§ **DATA FOR PROCESSING**

##############################

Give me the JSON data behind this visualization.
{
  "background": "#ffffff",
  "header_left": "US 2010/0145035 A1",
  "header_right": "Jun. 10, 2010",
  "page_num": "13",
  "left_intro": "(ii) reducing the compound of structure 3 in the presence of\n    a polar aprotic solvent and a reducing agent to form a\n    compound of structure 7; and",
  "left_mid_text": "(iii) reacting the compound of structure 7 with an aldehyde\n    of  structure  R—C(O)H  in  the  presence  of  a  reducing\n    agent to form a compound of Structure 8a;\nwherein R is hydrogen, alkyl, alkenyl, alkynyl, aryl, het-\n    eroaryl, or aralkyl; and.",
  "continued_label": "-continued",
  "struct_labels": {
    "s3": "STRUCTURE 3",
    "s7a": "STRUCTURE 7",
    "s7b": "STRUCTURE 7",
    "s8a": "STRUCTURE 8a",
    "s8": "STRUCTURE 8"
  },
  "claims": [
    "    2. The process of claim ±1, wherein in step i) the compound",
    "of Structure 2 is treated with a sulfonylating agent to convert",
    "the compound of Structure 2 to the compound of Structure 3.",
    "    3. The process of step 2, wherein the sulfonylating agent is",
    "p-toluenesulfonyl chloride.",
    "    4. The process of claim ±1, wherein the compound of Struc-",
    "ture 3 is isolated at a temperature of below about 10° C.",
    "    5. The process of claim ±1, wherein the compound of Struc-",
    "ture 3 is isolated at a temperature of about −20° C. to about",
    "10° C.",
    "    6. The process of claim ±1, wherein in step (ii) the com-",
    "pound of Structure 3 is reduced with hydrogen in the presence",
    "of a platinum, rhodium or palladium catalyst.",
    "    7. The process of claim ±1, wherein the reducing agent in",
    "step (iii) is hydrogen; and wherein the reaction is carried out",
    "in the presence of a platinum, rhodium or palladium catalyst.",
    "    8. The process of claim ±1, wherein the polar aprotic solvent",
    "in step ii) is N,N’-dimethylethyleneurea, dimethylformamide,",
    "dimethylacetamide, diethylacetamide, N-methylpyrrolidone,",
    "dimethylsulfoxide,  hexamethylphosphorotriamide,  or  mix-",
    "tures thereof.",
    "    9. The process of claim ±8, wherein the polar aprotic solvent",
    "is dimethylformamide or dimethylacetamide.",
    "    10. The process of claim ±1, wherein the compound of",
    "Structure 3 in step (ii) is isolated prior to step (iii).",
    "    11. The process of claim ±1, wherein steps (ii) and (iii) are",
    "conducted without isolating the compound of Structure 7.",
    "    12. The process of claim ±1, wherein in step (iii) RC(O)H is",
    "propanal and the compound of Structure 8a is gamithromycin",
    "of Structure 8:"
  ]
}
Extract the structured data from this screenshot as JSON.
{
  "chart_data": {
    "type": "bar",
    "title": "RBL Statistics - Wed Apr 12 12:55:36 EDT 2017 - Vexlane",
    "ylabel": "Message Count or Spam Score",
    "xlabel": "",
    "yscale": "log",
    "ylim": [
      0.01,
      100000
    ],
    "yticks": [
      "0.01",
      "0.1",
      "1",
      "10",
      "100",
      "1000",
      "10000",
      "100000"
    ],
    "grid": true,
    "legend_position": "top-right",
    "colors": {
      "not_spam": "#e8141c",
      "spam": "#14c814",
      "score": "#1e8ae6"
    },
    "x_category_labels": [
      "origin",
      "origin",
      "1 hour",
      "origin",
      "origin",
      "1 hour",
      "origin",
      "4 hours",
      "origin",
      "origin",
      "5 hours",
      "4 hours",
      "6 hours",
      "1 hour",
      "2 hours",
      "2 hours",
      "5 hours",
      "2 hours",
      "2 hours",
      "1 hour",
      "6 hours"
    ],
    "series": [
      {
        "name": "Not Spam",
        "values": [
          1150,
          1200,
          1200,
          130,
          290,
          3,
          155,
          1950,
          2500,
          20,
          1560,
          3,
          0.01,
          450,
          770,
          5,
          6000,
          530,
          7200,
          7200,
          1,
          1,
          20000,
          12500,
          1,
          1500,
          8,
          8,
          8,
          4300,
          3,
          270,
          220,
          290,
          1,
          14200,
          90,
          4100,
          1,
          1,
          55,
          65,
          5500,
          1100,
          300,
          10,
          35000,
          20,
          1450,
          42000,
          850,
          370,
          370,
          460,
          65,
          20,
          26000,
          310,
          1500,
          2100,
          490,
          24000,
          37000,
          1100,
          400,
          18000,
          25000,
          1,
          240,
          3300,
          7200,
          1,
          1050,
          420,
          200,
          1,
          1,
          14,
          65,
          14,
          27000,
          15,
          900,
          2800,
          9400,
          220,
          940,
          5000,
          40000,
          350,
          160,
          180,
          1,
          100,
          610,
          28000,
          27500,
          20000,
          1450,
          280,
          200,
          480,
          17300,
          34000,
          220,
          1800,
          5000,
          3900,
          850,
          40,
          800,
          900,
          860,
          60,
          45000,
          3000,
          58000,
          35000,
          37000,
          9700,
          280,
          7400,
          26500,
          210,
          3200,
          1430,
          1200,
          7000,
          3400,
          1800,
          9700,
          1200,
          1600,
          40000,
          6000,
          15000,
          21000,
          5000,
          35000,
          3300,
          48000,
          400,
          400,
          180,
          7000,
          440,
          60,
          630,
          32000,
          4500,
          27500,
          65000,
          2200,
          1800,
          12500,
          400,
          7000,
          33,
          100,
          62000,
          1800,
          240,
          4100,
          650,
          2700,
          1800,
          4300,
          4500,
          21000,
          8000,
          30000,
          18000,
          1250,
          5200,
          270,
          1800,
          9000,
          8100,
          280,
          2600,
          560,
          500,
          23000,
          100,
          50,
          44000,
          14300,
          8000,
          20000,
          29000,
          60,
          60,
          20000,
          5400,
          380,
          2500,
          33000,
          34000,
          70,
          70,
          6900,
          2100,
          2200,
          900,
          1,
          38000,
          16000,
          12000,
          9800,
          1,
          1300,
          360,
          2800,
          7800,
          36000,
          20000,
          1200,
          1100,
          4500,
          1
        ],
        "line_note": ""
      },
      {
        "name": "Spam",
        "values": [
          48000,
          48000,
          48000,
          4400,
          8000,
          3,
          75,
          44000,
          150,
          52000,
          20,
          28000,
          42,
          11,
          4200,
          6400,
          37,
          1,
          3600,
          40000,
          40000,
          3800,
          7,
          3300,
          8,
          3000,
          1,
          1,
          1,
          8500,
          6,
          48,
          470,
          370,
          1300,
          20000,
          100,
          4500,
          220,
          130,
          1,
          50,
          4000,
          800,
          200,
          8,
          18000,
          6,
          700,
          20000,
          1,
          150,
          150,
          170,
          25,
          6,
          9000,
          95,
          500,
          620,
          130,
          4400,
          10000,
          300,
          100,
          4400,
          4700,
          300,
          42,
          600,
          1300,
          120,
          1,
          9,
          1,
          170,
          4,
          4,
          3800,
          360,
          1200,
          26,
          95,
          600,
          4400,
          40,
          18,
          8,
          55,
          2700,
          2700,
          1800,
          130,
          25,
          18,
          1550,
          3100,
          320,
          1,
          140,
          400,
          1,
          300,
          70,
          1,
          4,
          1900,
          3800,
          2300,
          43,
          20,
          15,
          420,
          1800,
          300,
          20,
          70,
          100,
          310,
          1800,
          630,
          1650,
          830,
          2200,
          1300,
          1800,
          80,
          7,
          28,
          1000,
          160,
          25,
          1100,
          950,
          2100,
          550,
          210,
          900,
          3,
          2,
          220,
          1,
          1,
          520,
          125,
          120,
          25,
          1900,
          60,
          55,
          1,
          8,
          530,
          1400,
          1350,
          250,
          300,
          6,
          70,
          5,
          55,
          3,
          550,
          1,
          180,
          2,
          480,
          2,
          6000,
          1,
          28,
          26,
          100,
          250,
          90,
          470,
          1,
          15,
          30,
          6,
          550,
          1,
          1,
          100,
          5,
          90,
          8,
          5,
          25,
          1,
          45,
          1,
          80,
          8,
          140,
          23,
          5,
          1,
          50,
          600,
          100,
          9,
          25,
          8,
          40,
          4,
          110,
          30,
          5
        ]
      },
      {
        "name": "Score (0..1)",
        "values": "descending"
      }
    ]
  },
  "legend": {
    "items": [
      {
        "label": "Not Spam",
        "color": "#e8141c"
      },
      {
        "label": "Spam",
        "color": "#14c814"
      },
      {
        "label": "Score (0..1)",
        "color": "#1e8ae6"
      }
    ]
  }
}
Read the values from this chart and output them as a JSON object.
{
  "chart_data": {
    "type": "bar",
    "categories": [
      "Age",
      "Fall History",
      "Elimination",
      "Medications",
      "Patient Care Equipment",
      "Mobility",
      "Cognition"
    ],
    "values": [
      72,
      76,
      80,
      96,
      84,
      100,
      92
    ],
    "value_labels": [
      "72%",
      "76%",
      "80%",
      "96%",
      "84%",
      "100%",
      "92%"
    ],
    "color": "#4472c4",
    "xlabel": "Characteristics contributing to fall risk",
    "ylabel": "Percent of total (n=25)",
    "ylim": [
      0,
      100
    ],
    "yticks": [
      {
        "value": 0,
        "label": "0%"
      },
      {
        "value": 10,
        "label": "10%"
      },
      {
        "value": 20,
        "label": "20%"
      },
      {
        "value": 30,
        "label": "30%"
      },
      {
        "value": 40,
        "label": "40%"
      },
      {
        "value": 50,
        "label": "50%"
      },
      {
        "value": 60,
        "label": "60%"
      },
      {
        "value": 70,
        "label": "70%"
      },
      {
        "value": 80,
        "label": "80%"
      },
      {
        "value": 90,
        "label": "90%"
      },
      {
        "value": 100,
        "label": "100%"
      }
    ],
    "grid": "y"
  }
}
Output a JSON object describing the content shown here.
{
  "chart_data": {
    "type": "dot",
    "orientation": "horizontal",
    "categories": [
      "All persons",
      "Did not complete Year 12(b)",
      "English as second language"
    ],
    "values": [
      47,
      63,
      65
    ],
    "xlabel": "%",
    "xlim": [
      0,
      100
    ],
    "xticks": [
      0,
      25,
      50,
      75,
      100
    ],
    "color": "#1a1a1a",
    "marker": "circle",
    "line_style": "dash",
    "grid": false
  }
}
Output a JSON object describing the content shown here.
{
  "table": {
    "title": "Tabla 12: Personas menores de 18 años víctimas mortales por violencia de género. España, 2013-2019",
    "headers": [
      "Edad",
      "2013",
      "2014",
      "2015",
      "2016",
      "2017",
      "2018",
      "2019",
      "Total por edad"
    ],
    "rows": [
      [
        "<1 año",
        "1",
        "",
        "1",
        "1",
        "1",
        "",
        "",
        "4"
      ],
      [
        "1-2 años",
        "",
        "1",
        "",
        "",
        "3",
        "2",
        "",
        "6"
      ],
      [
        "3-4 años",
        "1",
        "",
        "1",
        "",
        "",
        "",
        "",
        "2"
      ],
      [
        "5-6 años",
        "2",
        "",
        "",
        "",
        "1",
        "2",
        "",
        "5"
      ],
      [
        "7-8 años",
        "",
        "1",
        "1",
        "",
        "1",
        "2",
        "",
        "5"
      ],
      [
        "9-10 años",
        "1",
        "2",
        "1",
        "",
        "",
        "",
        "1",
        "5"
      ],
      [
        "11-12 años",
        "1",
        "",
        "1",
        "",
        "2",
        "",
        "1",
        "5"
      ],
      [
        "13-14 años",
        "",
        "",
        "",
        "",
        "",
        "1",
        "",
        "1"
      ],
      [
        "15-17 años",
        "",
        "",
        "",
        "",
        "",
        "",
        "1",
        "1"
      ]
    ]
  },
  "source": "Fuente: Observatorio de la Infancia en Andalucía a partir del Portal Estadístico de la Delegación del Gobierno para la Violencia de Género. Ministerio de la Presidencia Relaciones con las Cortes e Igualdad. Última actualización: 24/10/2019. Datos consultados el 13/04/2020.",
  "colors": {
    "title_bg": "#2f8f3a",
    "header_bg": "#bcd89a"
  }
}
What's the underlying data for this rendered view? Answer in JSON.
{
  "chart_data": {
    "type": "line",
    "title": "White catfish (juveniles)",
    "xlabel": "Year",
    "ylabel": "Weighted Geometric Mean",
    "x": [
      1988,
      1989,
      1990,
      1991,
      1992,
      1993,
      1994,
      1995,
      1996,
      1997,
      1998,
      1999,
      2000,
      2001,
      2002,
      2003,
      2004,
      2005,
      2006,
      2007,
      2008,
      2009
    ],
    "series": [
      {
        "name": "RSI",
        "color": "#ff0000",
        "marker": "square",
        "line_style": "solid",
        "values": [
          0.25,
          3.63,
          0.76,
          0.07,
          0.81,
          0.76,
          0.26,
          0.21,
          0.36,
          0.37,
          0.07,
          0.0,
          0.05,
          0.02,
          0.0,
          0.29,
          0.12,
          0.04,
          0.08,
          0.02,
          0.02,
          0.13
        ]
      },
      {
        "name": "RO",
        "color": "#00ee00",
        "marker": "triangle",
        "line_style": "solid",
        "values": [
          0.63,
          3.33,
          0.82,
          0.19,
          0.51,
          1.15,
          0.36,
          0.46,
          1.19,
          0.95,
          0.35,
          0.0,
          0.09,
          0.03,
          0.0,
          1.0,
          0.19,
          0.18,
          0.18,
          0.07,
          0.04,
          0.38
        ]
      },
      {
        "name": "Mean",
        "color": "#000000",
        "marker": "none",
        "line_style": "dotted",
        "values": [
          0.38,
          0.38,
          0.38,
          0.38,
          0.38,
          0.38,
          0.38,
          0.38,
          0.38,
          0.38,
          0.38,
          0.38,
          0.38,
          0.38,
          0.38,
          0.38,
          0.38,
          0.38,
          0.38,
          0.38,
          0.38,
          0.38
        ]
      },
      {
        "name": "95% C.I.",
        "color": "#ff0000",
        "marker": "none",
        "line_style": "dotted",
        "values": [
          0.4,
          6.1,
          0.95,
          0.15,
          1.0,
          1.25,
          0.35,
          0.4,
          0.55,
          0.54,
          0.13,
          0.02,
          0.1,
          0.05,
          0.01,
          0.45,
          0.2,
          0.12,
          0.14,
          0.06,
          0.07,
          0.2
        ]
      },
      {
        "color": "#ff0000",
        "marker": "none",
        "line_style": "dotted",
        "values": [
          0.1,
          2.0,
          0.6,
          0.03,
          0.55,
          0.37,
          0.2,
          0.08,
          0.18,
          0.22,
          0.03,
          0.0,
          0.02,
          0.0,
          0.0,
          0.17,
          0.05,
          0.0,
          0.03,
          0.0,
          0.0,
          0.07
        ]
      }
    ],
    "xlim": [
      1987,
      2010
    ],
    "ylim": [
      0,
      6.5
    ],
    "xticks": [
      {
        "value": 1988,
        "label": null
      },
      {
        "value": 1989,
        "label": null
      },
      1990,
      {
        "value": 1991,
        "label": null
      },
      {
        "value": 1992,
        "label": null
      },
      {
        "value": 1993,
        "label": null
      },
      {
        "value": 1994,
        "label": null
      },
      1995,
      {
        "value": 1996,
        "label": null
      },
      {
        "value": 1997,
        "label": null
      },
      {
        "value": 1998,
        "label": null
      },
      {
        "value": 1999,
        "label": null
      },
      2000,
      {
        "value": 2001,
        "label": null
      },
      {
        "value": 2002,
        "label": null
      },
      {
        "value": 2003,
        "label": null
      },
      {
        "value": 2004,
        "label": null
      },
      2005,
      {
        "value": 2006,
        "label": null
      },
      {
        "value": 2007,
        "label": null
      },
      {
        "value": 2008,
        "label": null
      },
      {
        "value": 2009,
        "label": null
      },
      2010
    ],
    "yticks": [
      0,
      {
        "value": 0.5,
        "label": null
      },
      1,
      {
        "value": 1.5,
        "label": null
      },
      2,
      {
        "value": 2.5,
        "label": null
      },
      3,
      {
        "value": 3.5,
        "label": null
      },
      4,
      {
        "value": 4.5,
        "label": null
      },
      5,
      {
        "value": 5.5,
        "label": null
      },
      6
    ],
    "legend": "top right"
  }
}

##############################

§ **EXERCISE BRIEF**
Display every line of the listing that contains the string "hydrogen".

§ **THE OUTPUT**
  "left_mid_text": "(iii) reacting the compound of structure 7 with an aldehyde\n    of  structure  R—C(O)H  in  the  presence  of  a  reducing\n    agent to form a compound of Structure 8a;\nwherein R is hydrogen, alkyl, alkenyl, alkynyl, aryl, het-\n    eroaryl, or aralkyl; and.",
    "pound of Structure 3 is reduced with hydrogen in the presence",
    "step (iii) is hydrogen; and wherein the reaction is carried out",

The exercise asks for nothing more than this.